* start Exercise data *
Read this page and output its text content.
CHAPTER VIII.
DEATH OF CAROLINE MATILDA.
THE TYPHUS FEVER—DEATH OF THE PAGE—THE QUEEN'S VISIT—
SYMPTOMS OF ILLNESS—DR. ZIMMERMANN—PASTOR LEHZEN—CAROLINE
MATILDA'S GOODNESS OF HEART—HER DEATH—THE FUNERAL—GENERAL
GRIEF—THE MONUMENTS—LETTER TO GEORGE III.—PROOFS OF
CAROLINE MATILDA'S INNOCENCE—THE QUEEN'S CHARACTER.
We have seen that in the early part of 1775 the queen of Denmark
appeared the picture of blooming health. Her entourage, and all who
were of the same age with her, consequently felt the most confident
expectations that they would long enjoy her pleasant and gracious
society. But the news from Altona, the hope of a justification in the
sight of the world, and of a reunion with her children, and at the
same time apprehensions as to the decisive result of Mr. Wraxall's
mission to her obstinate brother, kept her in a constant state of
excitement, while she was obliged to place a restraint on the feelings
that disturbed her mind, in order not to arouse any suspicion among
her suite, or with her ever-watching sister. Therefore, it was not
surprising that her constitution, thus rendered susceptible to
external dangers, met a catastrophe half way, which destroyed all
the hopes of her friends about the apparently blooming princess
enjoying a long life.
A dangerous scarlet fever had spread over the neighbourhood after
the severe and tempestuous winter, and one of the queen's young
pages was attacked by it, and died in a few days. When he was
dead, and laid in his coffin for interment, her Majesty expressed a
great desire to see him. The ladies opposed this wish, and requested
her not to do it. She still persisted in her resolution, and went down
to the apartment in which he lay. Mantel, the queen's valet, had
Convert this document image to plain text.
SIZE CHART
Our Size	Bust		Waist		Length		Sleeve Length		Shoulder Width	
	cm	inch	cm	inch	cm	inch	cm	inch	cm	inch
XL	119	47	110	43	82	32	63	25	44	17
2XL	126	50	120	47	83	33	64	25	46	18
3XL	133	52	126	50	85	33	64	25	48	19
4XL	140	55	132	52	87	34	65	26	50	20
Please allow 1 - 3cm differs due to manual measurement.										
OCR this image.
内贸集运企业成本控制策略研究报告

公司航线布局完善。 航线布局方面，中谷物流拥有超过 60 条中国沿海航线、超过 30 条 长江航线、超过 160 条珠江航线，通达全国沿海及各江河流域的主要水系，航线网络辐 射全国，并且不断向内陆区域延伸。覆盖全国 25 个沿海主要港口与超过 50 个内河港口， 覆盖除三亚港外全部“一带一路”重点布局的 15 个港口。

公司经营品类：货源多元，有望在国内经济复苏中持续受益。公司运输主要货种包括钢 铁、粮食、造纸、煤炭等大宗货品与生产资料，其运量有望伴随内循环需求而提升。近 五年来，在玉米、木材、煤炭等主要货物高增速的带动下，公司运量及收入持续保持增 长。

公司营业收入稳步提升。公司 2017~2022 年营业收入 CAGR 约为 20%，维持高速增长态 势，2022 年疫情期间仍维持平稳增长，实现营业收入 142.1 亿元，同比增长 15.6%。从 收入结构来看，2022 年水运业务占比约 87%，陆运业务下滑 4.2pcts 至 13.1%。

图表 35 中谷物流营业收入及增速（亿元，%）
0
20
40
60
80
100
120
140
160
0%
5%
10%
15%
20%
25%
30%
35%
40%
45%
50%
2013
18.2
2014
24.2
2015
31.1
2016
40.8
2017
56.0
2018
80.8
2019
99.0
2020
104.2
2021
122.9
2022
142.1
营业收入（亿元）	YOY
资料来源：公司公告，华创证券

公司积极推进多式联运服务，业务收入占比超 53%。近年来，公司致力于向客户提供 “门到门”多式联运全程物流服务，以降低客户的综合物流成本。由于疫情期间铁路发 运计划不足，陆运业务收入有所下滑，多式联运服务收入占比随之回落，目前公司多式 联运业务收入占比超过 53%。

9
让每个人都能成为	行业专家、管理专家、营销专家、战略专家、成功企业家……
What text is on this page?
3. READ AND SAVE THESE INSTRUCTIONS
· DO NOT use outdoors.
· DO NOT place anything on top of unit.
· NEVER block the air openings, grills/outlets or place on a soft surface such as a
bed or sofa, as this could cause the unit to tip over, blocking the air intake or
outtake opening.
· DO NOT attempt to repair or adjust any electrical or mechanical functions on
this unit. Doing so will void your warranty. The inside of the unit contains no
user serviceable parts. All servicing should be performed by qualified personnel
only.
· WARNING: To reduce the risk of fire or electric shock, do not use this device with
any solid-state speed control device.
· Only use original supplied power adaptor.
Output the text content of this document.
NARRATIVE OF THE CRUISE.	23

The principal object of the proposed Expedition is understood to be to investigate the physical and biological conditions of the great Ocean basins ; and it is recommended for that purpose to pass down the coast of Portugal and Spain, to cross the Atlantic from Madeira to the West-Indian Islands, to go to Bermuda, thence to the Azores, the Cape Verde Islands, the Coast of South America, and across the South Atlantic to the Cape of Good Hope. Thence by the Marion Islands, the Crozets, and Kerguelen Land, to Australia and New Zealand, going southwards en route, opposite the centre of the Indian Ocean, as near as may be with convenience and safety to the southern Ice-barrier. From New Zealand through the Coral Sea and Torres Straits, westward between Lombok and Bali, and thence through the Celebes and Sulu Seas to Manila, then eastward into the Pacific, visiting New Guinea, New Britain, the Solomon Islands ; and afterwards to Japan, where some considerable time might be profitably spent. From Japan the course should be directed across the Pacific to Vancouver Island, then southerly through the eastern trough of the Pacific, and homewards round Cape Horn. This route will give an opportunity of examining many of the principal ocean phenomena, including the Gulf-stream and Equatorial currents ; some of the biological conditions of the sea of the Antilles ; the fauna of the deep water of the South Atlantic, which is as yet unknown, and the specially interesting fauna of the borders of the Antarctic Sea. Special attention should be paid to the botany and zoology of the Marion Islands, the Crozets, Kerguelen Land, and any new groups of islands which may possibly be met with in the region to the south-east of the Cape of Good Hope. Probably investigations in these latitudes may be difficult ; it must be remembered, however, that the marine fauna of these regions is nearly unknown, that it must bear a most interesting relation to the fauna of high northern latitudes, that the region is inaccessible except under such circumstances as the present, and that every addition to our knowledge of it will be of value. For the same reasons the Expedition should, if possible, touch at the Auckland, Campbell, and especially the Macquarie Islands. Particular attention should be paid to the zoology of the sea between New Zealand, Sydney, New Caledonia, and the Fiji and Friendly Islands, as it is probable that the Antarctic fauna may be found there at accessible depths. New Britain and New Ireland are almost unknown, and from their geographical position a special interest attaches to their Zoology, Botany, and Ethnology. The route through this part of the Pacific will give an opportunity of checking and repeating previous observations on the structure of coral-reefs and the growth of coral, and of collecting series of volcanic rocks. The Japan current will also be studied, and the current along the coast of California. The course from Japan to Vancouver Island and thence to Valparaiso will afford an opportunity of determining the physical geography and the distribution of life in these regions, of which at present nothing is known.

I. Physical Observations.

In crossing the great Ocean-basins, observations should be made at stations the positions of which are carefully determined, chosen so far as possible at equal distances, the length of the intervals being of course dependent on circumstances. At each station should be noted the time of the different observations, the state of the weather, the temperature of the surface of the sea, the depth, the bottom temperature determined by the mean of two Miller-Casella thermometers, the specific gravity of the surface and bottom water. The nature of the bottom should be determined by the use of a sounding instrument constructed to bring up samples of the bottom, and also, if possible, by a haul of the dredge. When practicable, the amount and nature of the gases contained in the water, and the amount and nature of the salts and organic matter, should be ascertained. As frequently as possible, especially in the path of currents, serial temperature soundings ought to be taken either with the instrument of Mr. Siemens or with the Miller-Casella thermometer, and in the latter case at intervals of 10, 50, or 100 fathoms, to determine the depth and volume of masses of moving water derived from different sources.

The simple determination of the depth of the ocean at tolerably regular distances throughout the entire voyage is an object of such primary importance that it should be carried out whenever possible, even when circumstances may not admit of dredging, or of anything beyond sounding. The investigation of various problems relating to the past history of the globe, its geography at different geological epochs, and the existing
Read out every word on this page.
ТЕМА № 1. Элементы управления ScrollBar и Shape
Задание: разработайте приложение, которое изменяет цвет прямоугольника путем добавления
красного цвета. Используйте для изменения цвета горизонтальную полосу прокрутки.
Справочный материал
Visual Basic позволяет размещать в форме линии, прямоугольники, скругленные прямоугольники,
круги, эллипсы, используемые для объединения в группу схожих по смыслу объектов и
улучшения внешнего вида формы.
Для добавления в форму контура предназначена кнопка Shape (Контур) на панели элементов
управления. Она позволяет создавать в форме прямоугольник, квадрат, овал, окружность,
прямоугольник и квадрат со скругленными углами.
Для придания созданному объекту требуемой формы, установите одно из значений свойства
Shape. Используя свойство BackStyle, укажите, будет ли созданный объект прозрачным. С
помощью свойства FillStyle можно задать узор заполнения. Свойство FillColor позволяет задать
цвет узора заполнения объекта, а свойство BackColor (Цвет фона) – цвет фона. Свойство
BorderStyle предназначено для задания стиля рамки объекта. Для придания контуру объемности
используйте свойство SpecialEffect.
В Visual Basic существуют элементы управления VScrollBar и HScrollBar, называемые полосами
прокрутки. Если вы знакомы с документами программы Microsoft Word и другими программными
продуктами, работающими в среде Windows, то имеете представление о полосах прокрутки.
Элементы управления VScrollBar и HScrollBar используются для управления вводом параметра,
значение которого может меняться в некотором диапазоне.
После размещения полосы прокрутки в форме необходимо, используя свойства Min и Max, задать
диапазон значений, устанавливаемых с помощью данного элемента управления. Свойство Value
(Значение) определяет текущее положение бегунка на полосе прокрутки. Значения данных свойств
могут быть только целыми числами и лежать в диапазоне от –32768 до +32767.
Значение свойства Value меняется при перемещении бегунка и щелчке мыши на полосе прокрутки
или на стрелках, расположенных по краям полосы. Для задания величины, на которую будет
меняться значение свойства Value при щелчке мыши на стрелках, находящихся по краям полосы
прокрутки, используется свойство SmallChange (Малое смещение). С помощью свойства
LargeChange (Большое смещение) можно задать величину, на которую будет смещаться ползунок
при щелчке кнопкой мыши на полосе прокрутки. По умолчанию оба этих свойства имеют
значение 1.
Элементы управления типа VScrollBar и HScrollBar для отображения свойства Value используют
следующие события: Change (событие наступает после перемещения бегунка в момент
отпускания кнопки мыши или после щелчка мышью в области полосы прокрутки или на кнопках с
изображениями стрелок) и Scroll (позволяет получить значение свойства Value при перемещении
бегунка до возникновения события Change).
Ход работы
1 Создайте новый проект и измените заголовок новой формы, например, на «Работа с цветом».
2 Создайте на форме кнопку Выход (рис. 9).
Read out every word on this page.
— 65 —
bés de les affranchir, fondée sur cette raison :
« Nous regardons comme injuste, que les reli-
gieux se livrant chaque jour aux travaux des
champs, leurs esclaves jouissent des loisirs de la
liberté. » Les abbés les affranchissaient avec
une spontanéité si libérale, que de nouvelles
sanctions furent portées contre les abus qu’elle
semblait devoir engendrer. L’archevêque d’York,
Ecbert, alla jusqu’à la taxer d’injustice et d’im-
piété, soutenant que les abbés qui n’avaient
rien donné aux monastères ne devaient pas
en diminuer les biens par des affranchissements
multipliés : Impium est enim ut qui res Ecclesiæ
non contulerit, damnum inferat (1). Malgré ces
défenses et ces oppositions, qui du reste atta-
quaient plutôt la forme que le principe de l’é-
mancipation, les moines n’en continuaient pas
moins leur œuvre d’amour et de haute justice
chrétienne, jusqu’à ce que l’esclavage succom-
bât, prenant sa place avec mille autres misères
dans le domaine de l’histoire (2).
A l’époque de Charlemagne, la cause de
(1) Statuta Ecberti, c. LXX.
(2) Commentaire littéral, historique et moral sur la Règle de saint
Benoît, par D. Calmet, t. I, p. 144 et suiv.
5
* end Exercise data *
▶ What you need to do: Collect the lines of the records that include the string "DEATH".

▶ Complete response:
DEATH OF CAROLINE MATILDA.
THE TYPHUS FEVER—DEATH OF THE PAGE—THE QUEEN'S VISIT—
MATILDA'S GOODNESS OF HEART—HER DEATH—THE FUNERAL—GENERAL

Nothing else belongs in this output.